DATASET ENTRIES:
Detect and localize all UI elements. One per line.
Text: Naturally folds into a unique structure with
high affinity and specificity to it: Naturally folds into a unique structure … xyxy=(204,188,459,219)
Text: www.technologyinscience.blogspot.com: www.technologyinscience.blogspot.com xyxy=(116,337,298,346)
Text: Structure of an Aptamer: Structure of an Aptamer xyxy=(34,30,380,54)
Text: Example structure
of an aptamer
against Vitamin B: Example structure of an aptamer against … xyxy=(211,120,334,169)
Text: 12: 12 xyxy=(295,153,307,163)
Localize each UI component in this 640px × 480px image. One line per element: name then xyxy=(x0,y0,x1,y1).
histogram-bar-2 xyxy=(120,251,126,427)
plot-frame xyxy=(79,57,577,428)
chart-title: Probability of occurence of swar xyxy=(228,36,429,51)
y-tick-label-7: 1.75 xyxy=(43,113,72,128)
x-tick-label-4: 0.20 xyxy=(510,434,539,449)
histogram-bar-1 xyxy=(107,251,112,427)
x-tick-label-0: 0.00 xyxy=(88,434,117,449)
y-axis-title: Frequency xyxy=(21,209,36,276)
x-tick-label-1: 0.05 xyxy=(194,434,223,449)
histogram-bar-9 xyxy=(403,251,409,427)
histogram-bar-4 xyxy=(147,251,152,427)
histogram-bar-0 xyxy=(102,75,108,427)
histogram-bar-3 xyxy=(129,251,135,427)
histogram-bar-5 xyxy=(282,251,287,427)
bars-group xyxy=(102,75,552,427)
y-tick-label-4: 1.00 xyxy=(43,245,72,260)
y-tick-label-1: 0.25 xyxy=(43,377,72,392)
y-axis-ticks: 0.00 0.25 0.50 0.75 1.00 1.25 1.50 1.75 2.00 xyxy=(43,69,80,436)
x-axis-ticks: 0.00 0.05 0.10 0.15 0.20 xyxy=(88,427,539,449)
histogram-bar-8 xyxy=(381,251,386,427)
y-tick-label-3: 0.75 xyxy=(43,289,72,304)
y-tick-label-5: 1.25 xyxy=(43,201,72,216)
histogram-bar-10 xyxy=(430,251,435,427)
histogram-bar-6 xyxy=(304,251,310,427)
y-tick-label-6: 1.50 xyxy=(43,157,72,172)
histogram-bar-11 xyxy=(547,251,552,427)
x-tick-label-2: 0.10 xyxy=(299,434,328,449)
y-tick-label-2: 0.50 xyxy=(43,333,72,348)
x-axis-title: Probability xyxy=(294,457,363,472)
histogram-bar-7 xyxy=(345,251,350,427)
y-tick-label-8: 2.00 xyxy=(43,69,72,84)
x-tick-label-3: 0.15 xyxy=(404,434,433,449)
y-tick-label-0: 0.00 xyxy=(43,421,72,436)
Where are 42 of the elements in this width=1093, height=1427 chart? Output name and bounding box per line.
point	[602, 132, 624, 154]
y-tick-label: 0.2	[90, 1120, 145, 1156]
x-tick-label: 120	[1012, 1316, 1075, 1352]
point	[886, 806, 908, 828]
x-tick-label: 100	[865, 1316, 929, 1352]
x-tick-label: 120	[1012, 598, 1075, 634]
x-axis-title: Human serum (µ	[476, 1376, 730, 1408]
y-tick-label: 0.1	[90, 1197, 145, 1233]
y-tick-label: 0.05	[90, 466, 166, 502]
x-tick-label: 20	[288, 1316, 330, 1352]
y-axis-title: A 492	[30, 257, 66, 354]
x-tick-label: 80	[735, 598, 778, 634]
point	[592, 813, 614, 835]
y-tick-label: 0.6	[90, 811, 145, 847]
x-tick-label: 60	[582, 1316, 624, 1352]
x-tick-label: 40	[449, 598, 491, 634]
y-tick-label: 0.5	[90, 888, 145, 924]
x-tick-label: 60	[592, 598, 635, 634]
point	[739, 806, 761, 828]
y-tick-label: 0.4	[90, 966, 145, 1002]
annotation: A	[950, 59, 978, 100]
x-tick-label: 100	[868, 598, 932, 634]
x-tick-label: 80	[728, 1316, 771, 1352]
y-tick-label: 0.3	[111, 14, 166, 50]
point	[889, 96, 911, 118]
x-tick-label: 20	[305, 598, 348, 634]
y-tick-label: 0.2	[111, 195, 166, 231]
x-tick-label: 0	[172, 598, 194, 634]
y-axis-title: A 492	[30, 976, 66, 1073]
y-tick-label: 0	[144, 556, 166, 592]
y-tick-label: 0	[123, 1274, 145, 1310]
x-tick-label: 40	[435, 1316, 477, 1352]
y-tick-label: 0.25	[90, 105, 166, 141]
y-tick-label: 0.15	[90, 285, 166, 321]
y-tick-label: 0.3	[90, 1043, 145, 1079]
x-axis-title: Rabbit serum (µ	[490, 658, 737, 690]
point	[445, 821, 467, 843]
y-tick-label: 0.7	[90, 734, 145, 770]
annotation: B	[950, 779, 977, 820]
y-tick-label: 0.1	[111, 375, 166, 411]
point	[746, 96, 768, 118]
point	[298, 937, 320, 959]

WHAT YOU HAVE TO DO: Please select every row that contains the word "Probability" and copy each one in full.

EXPECTED ANSWER:
chart-title: Probability of occurence of swar xyxy=(228,36,429,51)
x-axis-title: Probability xyxy=(294,457,363,472)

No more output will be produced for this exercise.